→ Requirements:
Transcribe the listing in full, excluding any pictures.

#### Records shown

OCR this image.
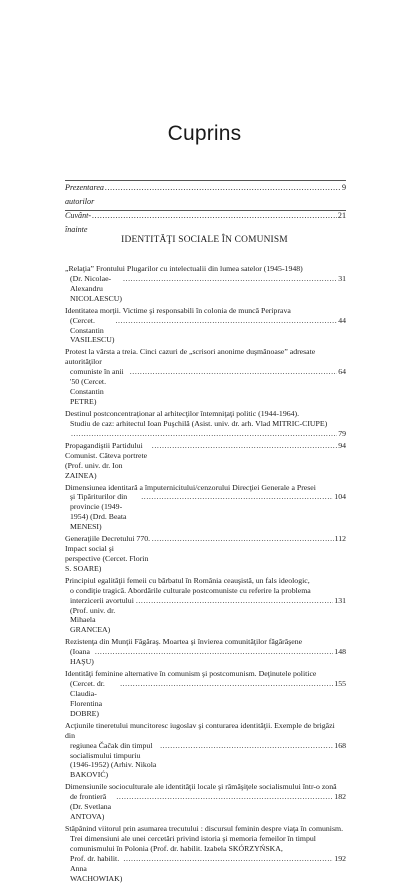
Cuprins
Prezentarea autorilor
.....
9
Cuvânt-înainte
.....
21
IDENTITĂŢI SOCIALE ÎN COMUNISM
„Relaţia” Frontului Plugarilor cu intelectualii din lumea satelor (1945-1948)
(Dr. Nicolae-Alexandru NICOLAESCU)
.....
31
Identitatea morţii. Victime şi responsabili în colonia de muncă Periprava
(Cercet. Constantin VASILESCU)
.....
44
Protest la vârsta a treia. Cinci cazuri de „scrisori anonime duşmănoase” adresate autorităţilor
comuniste în anii '50 (Cercet. Constantin PETRE)
.....
64
Destinul postconcentraţionar al arhitecţilor întemniţaţi politic (1944-1964).
Studiu de caz: arhitectul Ioan Puşchilă (Asist. univ. dr. arh. Vlad MITRIC-CIUPE)
.....
79
Propagandiştii Partidului Comunist. Câteva portrete (Prof. univ. dr. Ion ZAINEA)
.....
94
Dimensiunea identitară a împuternicitului/cenzorului Direcţiei Generale a Presei
şi Tipăriturilor din provincie (1949-1954) (Drd. Beata MENESI)
.....
104
Generaţiile Decretului 770. Impact social şi perspective (Cercet. Florin S. SOARE)
.....
112
Principiul egalităţii femeii cu bărbatul în România ceauşistă, un fals ideologic,
o condiţie tragică. Abordările culturale postcomuniste cu referire la problema
interzicerii avortului (Prof. univ. dr. Mihaela GRANCEA)
.....
131
Rezistenţa din Munţii Făgăraş. Moartea şi învierea comunităţilor făgărăşene
(Ioana HAŞU)
.....
148
Identităţi feminine alternative în comunism şi postcomunism. Deţinutele politice
(Cercet. dr. Claudia-Florentina DOBRE)
.....
155
Acţiunile tineretului muncitoresc iugoslav şi conturarea identităţii. Exemple de brigăzi din
regiunea Čačak din timpul socialismului timpuriu (1946-1952) (Arhiv. Nikola BAKOVIĆ)
.....
168
Dimensiunile socioculturale ale identităţii locale şi rămăşiţele socialismului într-o zonă
de frontieră (Dr. Svetlana ANTOVA)
.....
182
Stăpânind viitorul prin asumarea trecutului : discursul feminin despre viaţa în comunism.
Trei dimensiuni ale unei cercetări privind istoria şi memoria femeilor în timpul
comunismului în Polonia (Prof. dr. habilit. Izabela SKÓRZYŃSKA,
Prof. dr. habilit. Anna WACHOWIAK)
.....
192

########

→ Correct response:
OCR this image.
Cuprins
Prezentarea autorilor
.....
9
Cuvânt-înainte
.....
21
IDENTITĂŢI SOCIALE ÎN COMUNISM
„Relaţia” Frontului Plugarilor cu intelectualii din lumea satelor (1945-1948)
(Dr. Nicolae-Alexandru NICOLAESCU)
.....
31
Identitatea morţii. Victime şi responsabili în colonia de muncă Periprava
(Cercet. Constantin VASILESCU)
.....
44
Protest la vârsta a treia. Cinci cazuri de „scrisori anonime duşmănoase” adresate autorităţilor
comuniste în anii '50 (Cercet. Constantin PETRE)
.....
64
Destinul postconcentraţionar al arhitecţilor întemniţaţi politic (1944-1964).
Studiu de caz: arhitectul Ioan Puşchilă (Asist. univ. dr. arh. Vlad MITRIC-CIUPE)
.....
79
Propagandiştii Partidului Comunist. Câteva portrete (Prof. univ. dr. Ion ZAINEA)
.....
94
Dimensiunea identitară a împuternicitului/cenzorului Direcţiei Generale a Presei
şi Tipăriturilor din provincie (1949-1954) (Drd. Beata MENESI)
.....
104
Generaţiile Decretului 770. Impact social şi perspective (Cercet. Florin S. SOARE)
.....
112
Principiul egalităţii femeii cu bărbatul în România ceauşistă, un fals ideologic,
o condiţie tragică. Abordările culturale postcomuniste cu referire la problema
interzicerii avortului (Prof. univ. dr. Mihaela GRANCEA)
.....
131
Rezistenţa din Munţii Făgăraş. Moartea şi învierea comunităţilor făgărăşene
(Ioana HAŞU)
.....
148
Identităţi feminine alternative în comunism şi postcomunism. Deţinutele politice
(Cercet. dr. Claudia-Florentina DOBRE)
.....
155
Acţiunile tineretului muncitoresc iugoslav şi conturarea identităţii. Exemple de brigăzi din
regiunea Čačak din timpul socialismului timpuriu (1946-1952) (Arhiv. Nikola BAKOVIĆ)
.....
168
Dimensiunile socioculturale ale identităţii locale şi rămăşiţele socialismului într-o zonă
de frontieră (Dr. Svetlana ANTOVA)
.....
182
Stăpânind viitorul prin asumarea trecutului : discursul feminin despre viaţa în comunism.
Trei dimensiuni ale unei cercetări privind istoria şi memoria femeilor în timpul
comunismului în Polonia (Prof. dr. habilit. Izabela SKÓRZYŃSKA,
Prof. dr. habilit. Anna WACHOWIAK)
.....
192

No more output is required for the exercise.